## YOUR INSTRUCTIONS:
Copy the records below exactly, omitting any pictures they contain.

## Figure contents as structured data:
<<<<

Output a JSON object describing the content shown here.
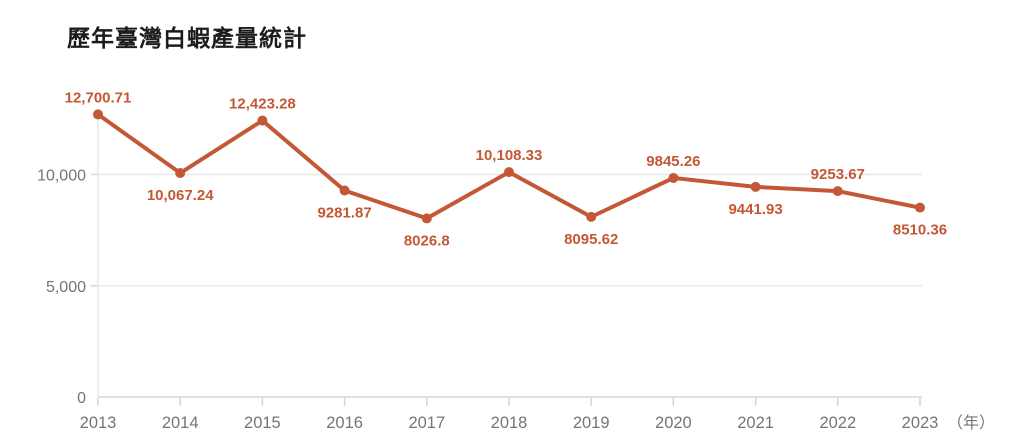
{
  "page": {
    "background": "#ffffff"
  },
  "chart_data": {
    "type": "line",
    "title": "歷年臺灣白蝦產量統計",
    "categories": [
      "2013",
      "2014",
      "2015",
      "2016",
      "2017",
      "2018",
      "2019",
      "2020",
      "2021",
      "2022",
      "2023"
    ],
    "values": [
      12700.71,
      10067.24,
      12423.28,
      9281.87,
      8026.8,
      10108.33,
      8095.62,
      9845.26,
      9441.93,
      9253.67,
      8510.36
    ],
    "value_labels": [
      "12,700.71",
      "10,067.24",
      "12,423.28",
      "9281.87",
      "8026.8",
      "10,108.33",
      "8095.62",
      "9845.26",
      "9441.93",
      "9253.67",
      "8510.36"
    ],
    "label_positions": [
      "above",
      "below",
      "above",
      "below",
      "below",
      "above",
      "below",
      "above",
      "below",
      "above",
      "below"
    ],
    "x_unit_label": "（年）",
    "y_ticks": [
      {
        "value": 0,
        "label": "0"
      },
      {
        "value": 5000,
        "label": "5,000"
      },
      {
        "value": 10000,
        "label": "10,000"
      }
    ],
    "ylim": [
      0,
      12700.71
    ],
    "grid": true,
    "legend_position": "none",
    "colors": {
      "series": "#c45836",
      "data_label": "#c45836",
      "axis_text": "#757575",
      "grid_line": "#e8e8e8",
      "axis_line": "#d6d6d6",
      "title_text": "#1c1c1c"
    }
  }
}
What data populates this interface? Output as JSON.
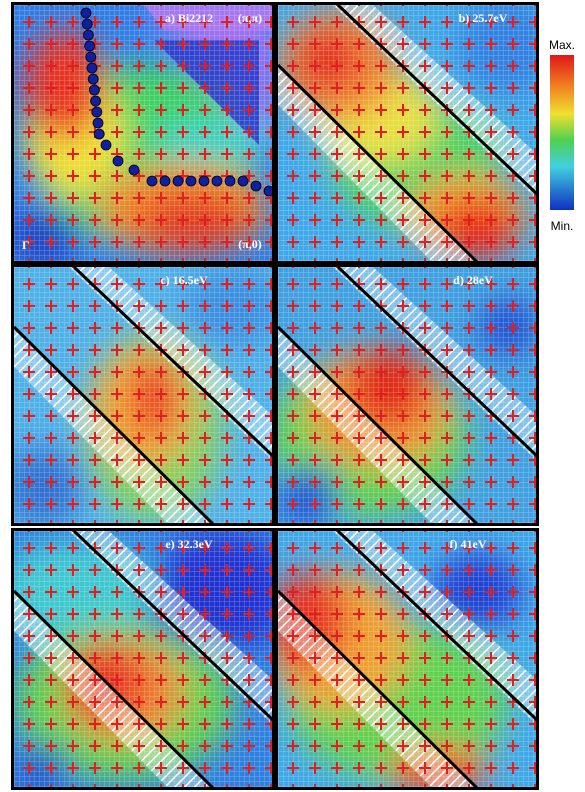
{
  "panels": [
    {
      "label": "a) Bi2212",
      "corner_labels": [
        "(π,π)",
        "(π,0)",
        "Γ"
      ]
    },
    {
      "label": "b) 25.7eV"
    },
    {
      "label": "c) 16.5eV"
    },
    {
      "label": "d) 28eV"
    },
    {
      "label": "e) 32.3eV"
    },
    {
      "label": "f) 41eV"
    }
  ],
  "colorbar": {
    "max": "Max.",
    "min": "Min."
  }
}
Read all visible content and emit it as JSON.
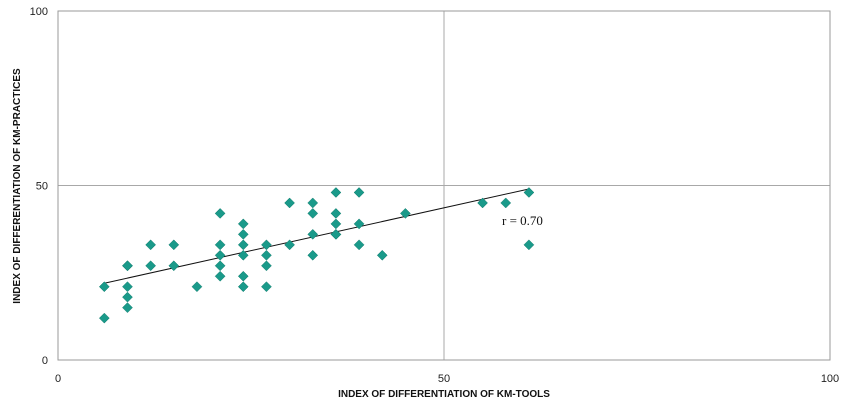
{
  "chart_data": {
    "type": "scatter",
    "title": "",
    "xlabel": "INDEX OF DIFFERENTIATION OF KM-TOOLS",
    "ylabel": "INDEX OF DIFFERENTIATION OF KM-PRACTICES",
    "xlim": [
      0,
      100
    ],
    "ylim": [
      0,
      100
    ],
    "x_ticks": [
      "0",
      "50",
      "100"
    ],
    "y_ticks": [
      "0",
      "50",
      "100"
    ],
    "grid": true,
    "legend": "none",
    "marker_color": "#1a9a8a",
    "trendline_color": "#111111",
    "annotation": "r = 0.70",
    "trendline": {
      "x": [
        6,
        61
      ],
      "y": [
        22,
        49
      ]
    },
    "series": [
      {
        "x": [
          6,
          6,
          9,
          9,
          9,
          9,
          9,
          12,
          12,
          15,
          15,
          18,
          21,
          21,
          21,
          21,
          21,
          24,
          24,
          24,
          24,
          24,
          24,
          27,
          27,
          27,
          27,
          30,
          30,
          33,
          33,
          33,
          33,
          36,
          36,
          36,
          36,
          36,
          39,
          39,
          39,
          42,
          45,
          55,
          58,
          61,
          61
        ],
        "y": [
          12,
          21,
          15,
          18,
          21,
          27,
          27,
          27,
          33,
          27,
          33,
          21,
          24,
          27,
          30,
          33,
          42,
          21,
          24,
          30,
          33,
          36,
          39,
          21,
          27,
          30,
          33,
          33,
          45,
          30,
          36,
          42,
          45,
          36,
          36,
          39,
          42,
          48,
          33,
          39,
          48,
          30,
          42,
          45,
          45,
          48,
          33
        ]
      }
    ]
  }
}
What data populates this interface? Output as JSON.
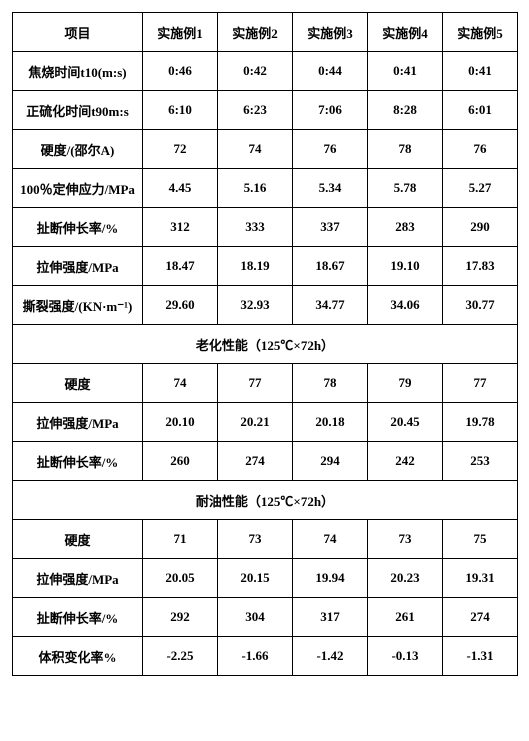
{
  "columns": [
    "项目",
    "实施例1",
    "实施例2",
    "实施例3",
    "实施例4",
    "实施例5"
  ],
  "rows_main": [
    [
      "焦烧时间t10(m:s)",
      "0:46",
      "0:42",
      "0:44",
      "0:41",
      "0:41"
    ],
    [
      "正硫化时间t90m:s",
      "6:10",
      "6:23",
      "7:06",
      "8:28",
      "6:01"
    ],
    [
      "硬度/(邵尔A)",
      "72",
      "74",
      "76",
      "78",
      "76"
    ],
    [
      "100％定伸应力/MPa",
      "4.45",
      "5.16",
      "5.34",
      "5.78",
      "5.27"
    ],
    [
      "扯断伸长率/%",
      "312",
      "333",
      "337",
      "283",
      "290"
    ],
    [
      "拉伸强度/MPa",
      "18.47",
      "18.19",
      "18.67",
      "19.10",
      "17.83"
    ],
    [
      "撕裂强度/(KN·m⁻¹)",
      "29.60",
      "32.93",
      "34.77",
      "34.06",
      "30.77"
    ]
  ],
  "section_aging": "老化性能（125℃×72h）",
  "rows_aging": [
    [
      "硬度",
      "74",
      "77",
      "78",
      "79",
      "77"
    ],
    [
      "拉伸强度/MPa",
      "20.10",
      "20.21",
      "20.18",
      "20.45",
      "19.78"
    ],
    [
      "扯断伸长率/%",
      "260",
      "274",
      "294",
      "242",
      "253"
    ]
  ],
  "section_oil": "耐油性能（125℃×72h）",
  "rows_oil": [
    [
      "硬度",
      "71",
      "73",
      "74",
      "73",
      "75"
    ],
    [
      "拉伸强度/MPa",
      "20.05",
      "20.15",
      "19.94",
      "20.23",
      "19.31"
    ],
    [
      "扯断伸长率/%",
      "292",
      "304",
      "317",
      "261",
      "274"
    ],
    [
      "体积变化率%",
      "-2.25",
      "-1.66",
      "-1.42",
      "-0.13",
      "-1.31"
    ]
  ]
}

>>>>

## THE OUTPUT:
Output a JSON object describing the content shown here.
{
  "page": {
    "background": "#ffffff"
  },
  "chart_data": {
    "type": "line",
    "title": "歷年臺灣白蝦產量統計",
    "categories": [
      "2013",
      "2014",
      "2015",
      "2016",
      "2017",
      "2018",
      "2019",
      "2020",
      "2021",
      "2022",
      "2023"
    ],
    "values": [
      12700.71,
      10067.24,
      12423.28,
      9281.87,
      8026.8,
      10108.33,
      8095.62,
      9845.26,
      9441.93,
      9253.67,
      8510.36
    ],
    "value_labels": [
      "12,700.71",
      "10,067.24",
      "12,423.28",
      "9281.87",
      "8026.8",
      "10,108.33",
      "8095.62",
      "9845.26",
      "9441.93",
      "9253.67",
      "8510.36"
    ],
    "label_positions": [
      "above",
      "below",
      "above",
      "below",
      "below",
      "above",
      "below",
      "above",
      "below",
      "above",
      "below"
    ],
    "x_unit_label": "（年）",
    "y_ticks": [
      {
        "value": 0,
        "label": "0"
      },
      {
        "value": 5000,
        "label": "5,000"
      },
      {
        "value": 10000,
        "label": "10,000"
      }
    ],
    "ylim": [
      0,
      12700.71
    ],
    "grid": true,
    "legend_position": "none",
    "colors": {
      "series": "#c45836",
      "data_label": "#c45836",
      "axis_text": "#757575",
      "grid_line": "#e8e8e8",
      "axis_line": "#d6d6d6",
      "title_text": "#1c1c1c"
    }
  }
}
What data populates this interface? Output as JSON.
{
  "panels": [
    {
      "label": "a) Bi2212",
      "corner_labels": [
        "(π,π)",
        "(π,0)",
        "Γ"
      ]
    },
    {
      "label": "b) 25.7eV"
    },
    {
      "label": "c) 16.5eV"
    },
    {
      "label": "d) 28eV"
    },
    {
      "label": "e) 32.3eV"
    },
    {
      "label": "f) 41eV"
    }
  ],
  "colorbar": {
    "max": "Max.",
    "min": "Min."
  }
}
Read all visible content and emit it as JSON.
{
  "chart_data": {
    "type": "scatter",
    "title": "",
    "xlabel": "INDEX OF DIFFERENTIATION OF KM-TOOLS",
    "ylabel": "INDEX OF DIFFERENTIATION OF KM-PRACTICES",
    "xlim": [
      0,
      100
    ],
    "ylim": [
      0,
      100
    ],
    "x_ticks": [
      "0",
      "50",
      "100"
    ],
    "y_ticks": [
      "0",
      "50",
      "100"
    ],
    "grid": true,
    "legend": "none",
    "marker_color": "#1a9a8a",
    "trendline_color": "#111111",
    "annotation": "r = 0.70",
    "trendline": {
      "x": [
        6,
        61
      ],
      "y": [
        22,
        49
      ]
    },
    "series": [
      {
        "x": [
          6,
          6,
          9,
          9,
          9,
          9,
          9,
          12,
          12,
          15,
          15,
          18,
          21,
          21,
          21,
          21,
          21,
          24,
          24,
          24,
          24,
          24,
          24,
          27,
          27,
          27,
          27,
          30,
          30,
          33,
          33,
          33,
          33,
          36,
          36,
          36,
          36,
          36,
          39,
          39,
          39,
          42,
          45,
          55,
          58,
          61,
          61
        ],
        "y": [
          12,
          21,
          15,
          18,
          21,
          27,
          27,
          27,
          33,
          27,
          33,
          21,
          24,
          27,
          30,
          33,
          42,
          21,
          24,
          30,
          33,
          36,
          39,
          21,
          27,
          30,
          33,
          33,
          45,
          30,
          36,
          42,
          45,
          36,
          36,
          39,
          42,
          48,
          33,
          39,
          48,
          30,
          42,
          45,
          45,
          48,
          33
        ]
      }
    ]
  }
}
What data populates this interface? Output as JSON.
{
  "columns": [
    "项目",
    "实施例1",
    "实施例2",
    "实施例3",
    "实施例4",
    "实施例5"
  ],
  "rows_main": [
    [
      "焦烧时间t10(m:s)",
      "0:46",
      "0:42",
      "0:44",
      "0:41",
      "0:41"
    ],
    [
      "正硫化时间t90m:s",
      "6:10",
      "6:23",
      "7:06",
      "8:28",
      "6:01"
    ],
    [
      "硬度/(邵尔A)",
      "72",
      "74",
      "76",
      "78",
      "76"
    ],
    [
      "100％定伸应力/MPa",
      "4.45",
      "5.16",
      "5.34",
      "5.78",
      "5.27"
    ],
    [
      "扯断伸长率/%",
      "312",
      "333",
      "337",
      "283",
      "290"
    ],
    [
      "拉伸强度/MPa",
      "18.47",
      "18.19",
      "18.67",
      "19.10",
      "17.83"
    ],
    [
      "撕裂强度/(KN·m⁻¹)",
      "29.60",
      "32.93",
      "34.77",
      "34.06",
      "30.77"
    ]
  ],
  "section_aging": "老化性能（125℃×72h）",
  "rows_aging": [
    [
      "硬度",
      "74",
      "77",
      "78",
      "79",
      "77"
    ],
    [
      "拉伸强度/MPa",
      "20.10",
      "20.21",
      "20.18",
      "20.45",
      "19.78"
    ],
    [
      "扯断伸长率/%",
      "260",
      "274",
      "294",
      "242",
      "253"
    ]
  ],
  "section_oil": "耐油性能（125℃×72h）",
  "rows_oil": [
    [
      "硬度",
      "71",
      "73",
      "74",
      "73",
      "75"
    ],
    [
      "拉伸强度/MPa",
      "20.05",
      "20.15",
      "19.94",
      "20.23",
      "19.31"
    ],
    [
      "扯断伸长率/%",
      "292",
      "304",
      "317",
      "261",
      "274"
    ],
    [
      "体积变化率%",
      "-2.25",
      "-1.66",
      "-1.42",
      "-0.13",
      "-1.31"
    ]
  ]
}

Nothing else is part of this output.